Your task is to gather the lines below that hold the string "JSON".

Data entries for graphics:
**********

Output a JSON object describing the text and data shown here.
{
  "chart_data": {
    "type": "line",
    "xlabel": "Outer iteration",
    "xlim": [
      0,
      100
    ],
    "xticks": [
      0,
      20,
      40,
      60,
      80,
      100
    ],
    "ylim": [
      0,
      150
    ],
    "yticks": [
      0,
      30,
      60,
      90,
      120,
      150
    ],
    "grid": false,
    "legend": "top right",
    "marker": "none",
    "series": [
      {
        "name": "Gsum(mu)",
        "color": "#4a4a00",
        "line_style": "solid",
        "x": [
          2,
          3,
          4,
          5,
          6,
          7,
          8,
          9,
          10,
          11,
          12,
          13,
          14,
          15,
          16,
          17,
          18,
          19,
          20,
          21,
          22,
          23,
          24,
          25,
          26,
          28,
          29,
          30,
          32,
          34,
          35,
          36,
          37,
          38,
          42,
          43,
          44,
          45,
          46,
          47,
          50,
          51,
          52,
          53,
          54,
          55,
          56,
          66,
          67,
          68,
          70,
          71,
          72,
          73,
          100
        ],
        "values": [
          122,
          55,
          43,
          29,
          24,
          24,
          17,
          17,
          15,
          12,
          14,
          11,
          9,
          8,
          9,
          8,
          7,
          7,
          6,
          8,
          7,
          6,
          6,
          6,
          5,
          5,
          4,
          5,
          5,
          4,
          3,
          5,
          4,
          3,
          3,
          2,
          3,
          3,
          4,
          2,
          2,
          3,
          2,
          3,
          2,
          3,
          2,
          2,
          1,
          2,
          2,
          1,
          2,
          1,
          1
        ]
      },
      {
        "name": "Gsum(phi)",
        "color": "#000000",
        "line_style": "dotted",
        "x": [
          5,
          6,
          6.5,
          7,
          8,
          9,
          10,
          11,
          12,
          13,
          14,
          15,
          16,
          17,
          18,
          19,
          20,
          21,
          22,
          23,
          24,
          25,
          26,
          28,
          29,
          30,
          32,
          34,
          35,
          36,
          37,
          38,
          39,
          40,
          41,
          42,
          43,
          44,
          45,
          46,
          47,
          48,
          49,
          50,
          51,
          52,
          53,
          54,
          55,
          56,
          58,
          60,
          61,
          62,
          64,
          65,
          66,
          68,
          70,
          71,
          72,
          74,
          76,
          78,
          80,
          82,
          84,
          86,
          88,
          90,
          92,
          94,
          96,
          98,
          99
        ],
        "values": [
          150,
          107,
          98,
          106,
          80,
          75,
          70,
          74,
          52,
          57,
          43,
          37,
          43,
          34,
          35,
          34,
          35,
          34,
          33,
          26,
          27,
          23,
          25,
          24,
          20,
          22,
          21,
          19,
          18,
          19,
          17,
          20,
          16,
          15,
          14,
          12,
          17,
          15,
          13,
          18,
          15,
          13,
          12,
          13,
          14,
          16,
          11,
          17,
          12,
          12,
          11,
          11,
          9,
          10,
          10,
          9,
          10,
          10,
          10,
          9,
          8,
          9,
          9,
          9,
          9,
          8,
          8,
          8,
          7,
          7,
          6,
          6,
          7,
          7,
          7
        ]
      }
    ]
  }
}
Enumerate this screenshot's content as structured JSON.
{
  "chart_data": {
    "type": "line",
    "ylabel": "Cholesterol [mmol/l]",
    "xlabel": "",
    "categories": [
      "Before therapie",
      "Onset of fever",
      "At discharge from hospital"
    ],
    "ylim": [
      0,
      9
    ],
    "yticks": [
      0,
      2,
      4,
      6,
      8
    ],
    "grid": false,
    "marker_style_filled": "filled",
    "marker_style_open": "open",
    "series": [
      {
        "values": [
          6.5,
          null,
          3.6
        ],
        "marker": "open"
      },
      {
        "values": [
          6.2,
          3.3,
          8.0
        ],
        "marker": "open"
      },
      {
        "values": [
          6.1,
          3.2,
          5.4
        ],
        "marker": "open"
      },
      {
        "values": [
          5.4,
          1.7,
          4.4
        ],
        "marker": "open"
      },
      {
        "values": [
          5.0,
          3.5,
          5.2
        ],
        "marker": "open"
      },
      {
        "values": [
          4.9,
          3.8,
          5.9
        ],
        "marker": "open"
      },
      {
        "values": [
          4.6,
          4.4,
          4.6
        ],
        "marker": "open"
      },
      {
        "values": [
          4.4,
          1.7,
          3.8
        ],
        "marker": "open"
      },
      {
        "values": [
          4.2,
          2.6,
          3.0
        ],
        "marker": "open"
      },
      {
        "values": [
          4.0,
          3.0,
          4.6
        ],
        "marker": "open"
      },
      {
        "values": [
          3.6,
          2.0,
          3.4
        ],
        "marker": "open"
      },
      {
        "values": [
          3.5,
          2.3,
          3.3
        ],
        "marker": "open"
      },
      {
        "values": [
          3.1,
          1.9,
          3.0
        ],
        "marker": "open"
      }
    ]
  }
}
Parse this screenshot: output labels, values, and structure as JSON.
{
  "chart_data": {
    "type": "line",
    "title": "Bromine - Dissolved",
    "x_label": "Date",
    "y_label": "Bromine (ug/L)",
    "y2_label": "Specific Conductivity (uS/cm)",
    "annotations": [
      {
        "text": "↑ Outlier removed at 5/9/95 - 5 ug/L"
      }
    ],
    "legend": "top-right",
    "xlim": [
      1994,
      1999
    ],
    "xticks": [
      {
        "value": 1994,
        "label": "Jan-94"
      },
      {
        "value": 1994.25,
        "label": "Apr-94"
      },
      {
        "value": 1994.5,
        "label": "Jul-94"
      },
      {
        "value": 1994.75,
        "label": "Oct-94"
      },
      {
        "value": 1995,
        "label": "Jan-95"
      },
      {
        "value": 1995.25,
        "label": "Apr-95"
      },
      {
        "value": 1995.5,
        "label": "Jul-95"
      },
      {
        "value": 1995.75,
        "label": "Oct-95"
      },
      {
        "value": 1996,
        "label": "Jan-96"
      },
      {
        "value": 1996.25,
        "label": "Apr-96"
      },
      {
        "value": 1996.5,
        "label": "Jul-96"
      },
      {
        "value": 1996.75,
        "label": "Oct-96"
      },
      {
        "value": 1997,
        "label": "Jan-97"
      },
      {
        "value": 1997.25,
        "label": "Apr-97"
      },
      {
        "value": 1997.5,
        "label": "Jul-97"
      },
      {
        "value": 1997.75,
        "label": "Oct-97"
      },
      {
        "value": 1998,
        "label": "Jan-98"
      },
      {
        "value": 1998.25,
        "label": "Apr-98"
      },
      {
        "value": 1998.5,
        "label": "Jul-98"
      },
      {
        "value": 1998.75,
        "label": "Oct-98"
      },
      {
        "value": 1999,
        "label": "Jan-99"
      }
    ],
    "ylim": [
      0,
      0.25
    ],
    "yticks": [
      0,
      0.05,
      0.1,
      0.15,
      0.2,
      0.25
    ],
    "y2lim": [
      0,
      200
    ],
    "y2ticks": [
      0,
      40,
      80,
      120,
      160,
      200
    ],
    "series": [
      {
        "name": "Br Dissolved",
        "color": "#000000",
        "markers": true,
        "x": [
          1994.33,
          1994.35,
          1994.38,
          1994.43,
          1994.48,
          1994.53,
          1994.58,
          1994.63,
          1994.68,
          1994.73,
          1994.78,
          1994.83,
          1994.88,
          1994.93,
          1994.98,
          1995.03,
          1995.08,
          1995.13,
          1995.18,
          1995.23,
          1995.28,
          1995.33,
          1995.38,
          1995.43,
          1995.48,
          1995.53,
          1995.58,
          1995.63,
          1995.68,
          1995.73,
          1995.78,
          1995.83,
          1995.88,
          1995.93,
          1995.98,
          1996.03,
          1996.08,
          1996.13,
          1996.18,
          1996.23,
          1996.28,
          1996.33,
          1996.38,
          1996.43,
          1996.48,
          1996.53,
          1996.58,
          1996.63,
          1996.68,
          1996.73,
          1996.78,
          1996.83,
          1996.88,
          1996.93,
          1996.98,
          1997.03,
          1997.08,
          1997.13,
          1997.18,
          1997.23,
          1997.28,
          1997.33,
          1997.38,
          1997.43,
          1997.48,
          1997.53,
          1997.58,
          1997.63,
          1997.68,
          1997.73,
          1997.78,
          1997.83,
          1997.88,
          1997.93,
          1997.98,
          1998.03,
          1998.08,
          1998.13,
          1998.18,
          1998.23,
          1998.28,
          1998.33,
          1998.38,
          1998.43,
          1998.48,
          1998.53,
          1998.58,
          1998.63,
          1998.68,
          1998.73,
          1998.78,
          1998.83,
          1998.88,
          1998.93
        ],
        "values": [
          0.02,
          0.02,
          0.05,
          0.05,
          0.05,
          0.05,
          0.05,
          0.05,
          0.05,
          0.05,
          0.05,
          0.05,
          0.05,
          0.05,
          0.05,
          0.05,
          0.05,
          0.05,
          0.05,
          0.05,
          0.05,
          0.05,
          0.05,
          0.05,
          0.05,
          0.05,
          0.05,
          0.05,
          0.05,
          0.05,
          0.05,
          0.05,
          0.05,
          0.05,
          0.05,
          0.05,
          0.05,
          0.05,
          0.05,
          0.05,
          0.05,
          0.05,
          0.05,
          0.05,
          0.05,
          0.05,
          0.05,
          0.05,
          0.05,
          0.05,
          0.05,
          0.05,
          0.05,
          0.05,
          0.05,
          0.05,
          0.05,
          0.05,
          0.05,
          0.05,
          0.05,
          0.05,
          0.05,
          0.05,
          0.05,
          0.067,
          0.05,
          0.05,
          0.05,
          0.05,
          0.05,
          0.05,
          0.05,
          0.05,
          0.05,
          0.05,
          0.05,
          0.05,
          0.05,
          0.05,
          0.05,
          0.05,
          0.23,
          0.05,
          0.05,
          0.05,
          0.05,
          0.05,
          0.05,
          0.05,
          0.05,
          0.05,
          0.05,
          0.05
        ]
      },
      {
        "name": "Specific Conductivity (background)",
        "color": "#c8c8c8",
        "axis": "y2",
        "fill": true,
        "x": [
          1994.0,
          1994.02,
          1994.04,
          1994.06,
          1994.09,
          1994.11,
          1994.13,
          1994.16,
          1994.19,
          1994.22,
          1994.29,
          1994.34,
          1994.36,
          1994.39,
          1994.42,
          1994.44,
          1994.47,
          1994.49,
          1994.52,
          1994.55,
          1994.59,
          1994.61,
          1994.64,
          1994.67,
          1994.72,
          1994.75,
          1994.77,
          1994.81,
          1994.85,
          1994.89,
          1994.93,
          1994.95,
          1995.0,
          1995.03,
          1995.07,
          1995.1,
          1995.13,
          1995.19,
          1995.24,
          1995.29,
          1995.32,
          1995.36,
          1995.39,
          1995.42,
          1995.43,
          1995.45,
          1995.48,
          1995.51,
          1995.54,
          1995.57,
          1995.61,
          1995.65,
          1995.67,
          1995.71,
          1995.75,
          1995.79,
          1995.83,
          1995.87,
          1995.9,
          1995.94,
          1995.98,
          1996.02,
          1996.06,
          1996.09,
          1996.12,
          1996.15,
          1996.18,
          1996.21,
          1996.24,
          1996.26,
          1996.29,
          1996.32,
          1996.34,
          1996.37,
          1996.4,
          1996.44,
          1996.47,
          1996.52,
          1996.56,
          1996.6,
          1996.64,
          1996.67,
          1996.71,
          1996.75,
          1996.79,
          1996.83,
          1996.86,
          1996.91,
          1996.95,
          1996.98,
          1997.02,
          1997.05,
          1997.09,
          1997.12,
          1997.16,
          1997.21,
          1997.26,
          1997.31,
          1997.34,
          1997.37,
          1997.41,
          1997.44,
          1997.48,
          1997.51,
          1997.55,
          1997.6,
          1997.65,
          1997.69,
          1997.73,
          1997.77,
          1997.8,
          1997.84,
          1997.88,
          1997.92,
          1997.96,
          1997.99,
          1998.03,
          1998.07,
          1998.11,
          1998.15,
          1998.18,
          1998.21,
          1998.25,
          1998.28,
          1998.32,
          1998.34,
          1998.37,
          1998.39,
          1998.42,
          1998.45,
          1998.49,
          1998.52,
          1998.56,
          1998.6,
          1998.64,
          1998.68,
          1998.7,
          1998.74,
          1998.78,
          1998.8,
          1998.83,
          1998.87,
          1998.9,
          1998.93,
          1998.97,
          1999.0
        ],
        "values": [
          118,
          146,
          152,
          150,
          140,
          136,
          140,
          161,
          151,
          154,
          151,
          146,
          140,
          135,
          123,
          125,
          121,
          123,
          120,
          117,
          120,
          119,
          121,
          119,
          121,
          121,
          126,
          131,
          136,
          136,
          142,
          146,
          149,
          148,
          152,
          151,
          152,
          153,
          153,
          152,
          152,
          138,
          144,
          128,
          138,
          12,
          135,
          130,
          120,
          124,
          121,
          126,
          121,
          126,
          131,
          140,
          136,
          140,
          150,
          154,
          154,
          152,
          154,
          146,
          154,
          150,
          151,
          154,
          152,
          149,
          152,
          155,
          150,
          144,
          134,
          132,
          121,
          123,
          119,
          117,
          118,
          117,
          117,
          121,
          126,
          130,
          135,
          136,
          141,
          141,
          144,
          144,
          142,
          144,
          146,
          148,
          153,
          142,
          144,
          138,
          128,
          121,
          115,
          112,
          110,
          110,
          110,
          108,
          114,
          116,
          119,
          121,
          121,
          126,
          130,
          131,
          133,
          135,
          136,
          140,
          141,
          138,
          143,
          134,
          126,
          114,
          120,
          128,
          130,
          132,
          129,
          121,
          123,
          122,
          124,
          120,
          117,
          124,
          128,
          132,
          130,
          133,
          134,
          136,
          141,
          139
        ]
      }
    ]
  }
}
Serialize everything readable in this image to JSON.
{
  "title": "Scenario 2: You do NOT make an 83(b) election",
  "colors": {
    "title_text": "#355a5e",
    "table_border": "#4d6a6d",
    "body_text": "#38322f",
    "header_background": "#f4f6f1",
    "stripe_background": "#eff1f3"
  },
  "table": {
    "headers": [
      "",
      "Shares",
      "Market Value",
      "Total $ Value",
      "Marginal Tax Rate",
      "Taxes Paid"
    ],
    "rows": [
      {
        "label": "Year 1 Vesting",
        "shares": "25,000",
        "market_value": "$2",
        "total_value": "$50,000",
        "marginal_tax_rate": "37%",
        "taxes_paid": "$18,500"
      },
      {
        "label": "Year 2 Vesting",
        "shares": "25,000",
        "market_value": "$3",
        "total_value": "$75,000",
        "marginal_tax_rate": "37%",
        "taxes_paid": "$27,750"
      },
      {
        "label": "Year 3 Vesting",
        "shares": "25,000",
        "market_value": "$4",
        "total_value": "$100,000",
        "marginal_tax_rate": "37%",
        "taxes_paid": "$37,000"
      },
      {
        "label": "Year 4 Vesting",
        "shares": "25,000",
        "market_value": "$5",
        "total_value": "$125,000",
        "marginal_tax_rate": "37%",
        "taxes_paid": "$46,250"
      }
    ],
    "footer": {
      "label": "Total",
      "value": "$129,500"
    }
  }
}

**********

### Correct result
Output a JSON object describing the text and data shown here.
Enumerate this screenshot's content as structured JSON.
Parse this screenshot: output labels, values, and structure as JSON.
Serialize everything readable in this image to JSON.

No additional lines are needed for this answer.